[start Data section]

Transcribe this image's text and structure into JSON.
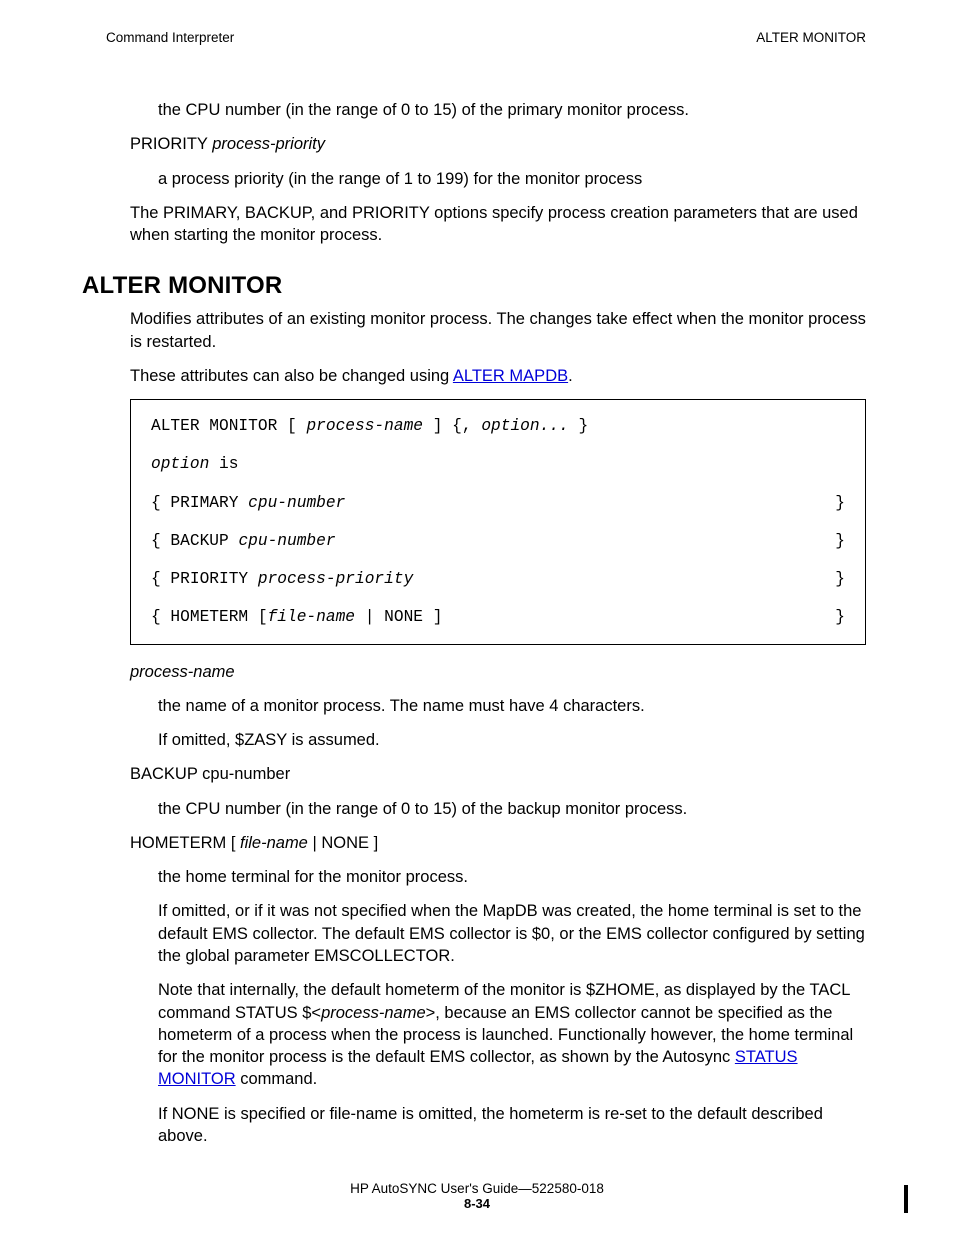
{
  "header": {
    "left": "Command Interpreter",
    "right": "ALTER MONITOR"
  },
  "intro": {
    "cpu_line": "the CPU number (in the range of 0 to 15) of the primary monitor process.",
    "priority_label_a": "PRIORITY ",
    "priority_label_b": "process-priority",
    "priority_desc": "a process priority (in the range of 1 to 199) for the monitor process",
    "primary_backup": "The PRIMARY, BACKUP, and PRIORITY options specify process creation parameters that are used when starting the monitor process."
  },
  "section": {
    "title": "ALTER MONITOR",
    "p1": "Modifies attributes of an existing monitor process. The changes take effect when the monitor process is restarted.",
    "p2a": "These attributes can also be changed using ",
    "p2link": "ALTER MAPDB",
    "p2b": "."
  },
  "syntax": {
    "l1a": "ALTER MONITOR [ ",
    "l1b": "process-name",
    "l1c": " ] {, ",
    "l1d": "option...",
    "l1e": " }",
    "l2a": "option",
    "l2b": " is",
    "r1a": "{ PRIMARY ",
    "r1b": "cpu-number",
    "r1z": "}",
    "r2a": "{ BACKUP ",
    "r2b": "cpu-number",
    "r2z": "}",
    "r3a": "{ PRIORITY ",
    "r3b": "process-priority",
    "r3z": "}",
    "r4a": "{ HOMETERM [",
    "r4b": "file-name",
    "r4c": " | NONE ]",
    "r4z": "}"
  },
  "defs": {
    "pn_label": "process-name",
    "pn_d1": "the name of a monitor process. The name must have 4 characters.",
    "pn_d2": "If omitted, $ZASY is assumed.",
    "bk_label": "BACKUP cpu-number",
    "bk_d1": "the CPU number (in the range of 0 to 15) of the backup monitor process.",
    "ht_label_a": "HOMETERM [ ",
    "ht_label_b": "file-name",
    "ht_label_c": " | NONE ]",
    "ht_d1": "the home terminal for the monitor process.",
    "ht_d2": "If omitted, or if it was not specified when the MapDB was created, the home terminal is set to the default EMS collector. The default EMS collector is $0, or the EMS collector configured by setting the global parameter EMSCOLLECTOR.",
    "ht_d3a": "Note that internally, the default hometerm of the monitor is $ZHOME, as displayed by the TACL command STATUS $<",
    "ht_d3b": "process-name",
    "ht_d3c": ">, because an EMS collector cannot be specified as the hometerm of a process when the process is launched. Functionally however, the home terminal for the monitor process is the default EMS collector, as shown by the Autosync ",
    "ht_d3link": "STATUS MONITOR",
    "ht_d3d": " command.",
    "ht_d4": "If NONE is specified or file-name is omitted, the hometerm is re-set to the default described above."
  },
  "footer": {
    "line1": "HP AutoSYNC User's Guide—522580-018",
    "page": "8-34"
  }
}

[end Data section]

• **Objective**: Without the pictures, restate all of the entries above verbatim.

• **Result of the task**:
Transcribe this image's text and structure into JSON.
{
  "header": {
    "left": "Command Interpreter",
    "right": "ALTER MONITOR"
  },
  "intro": {
    "cpu_line": "the CPU number (in the range of 0 to 15) of the primary monitor process.",
    "priority_label_a": "PRIORITY ",
    "priority_label_b": "process-priority",
    "priority_desc": "a process priority (in the range of 1 to 199) for the monitor process",
    "primary_backup": "The PRIMARY, BACKUP, and PRIORITY options specify process creation parameters that are used when starting the monitor process."
  },
  "section": {
    "title": "ALTER MONITOR",
    "p1": "Modifies attributes of an existing monitor process. The changes take effect when the monitor process is restarted.",
    "p2a": "These attributes can also be changed using ",
    "p2link": "ALTER MAPDB",
    "p2b": "."
  },
  "syntax": {
    "l1a": "ALTER MONITOR [ ",
    "l1b": "process-name",
    "l1c": " ] {, ",
    "l1d": "option...",
    "l1e": " }",
    "l2a": "option",
    "l2b": " is",
    "r1a": "{ PRIMARY ",
    "r1b": "cpu-number",
    "r1z": "}",
    "r2a": "{ BACKUP ",
    "r2b": "cpu-number",
    "r2z": "}",
    "r3a": "{ PRIORITY ",
    "r3b": "process-priority",
    "r3z": "}",
    "r4a": "{ HOMETERM [",
    "r4b": "file-name",
    "r4c": " | NONE ]",
    "r4z": "}"
  },
  "defs": {
    "pn_label": "process-name",
    "pn_d1": "the name of a monitor process. The name must have 4 characters.",
    "pn_d2": "If omitted, $ZASY is assumed.",
    "bk_label": "BACKUP cpu-number",
    "bk_d1": "the CPU number (in the range of 0 to 15) of the backup monitor process.",
    "ht_label_a": "HOMETERM [ ",
    "ht_label_b": "file-name",
    "ht_label_c": " | NONE ]",
    "ht_d1": "the home terminal for the monitor process.",
    "ht_d2": "If omitted, or if it was not specified when the MapDB was created, the home terminal is set to the default EMS collector. The default EMS collector is $0, or the EMS collector configured by setting the global parameter EMSCOLLECTOR.",
    "ht_d3a": "Note that internally, the default hometerm of the monitor is $ZHOME, as displayed by the TACL command STATUS $<",
    "ht_d3b": "process-name",
    "ht_d3c": ">, because an EMS collector cannot be specified as the hometerm of a process when the process is launched. Functionally however, the home terminal for the monitor process is the default EMS collector, as shown by the Autosync ",
    "ht_d3link": "STATUS MONITOR",
    "ht_d3d": " command.",
    "ht_d4": "If NONE is specified or file-name is omitted, the hometerm is re-set to the default described above."
  },
  "footer": {
    "line1": "HP AutoSYNC User's Guide—522580-018",
    "page": "8-34"
  }
}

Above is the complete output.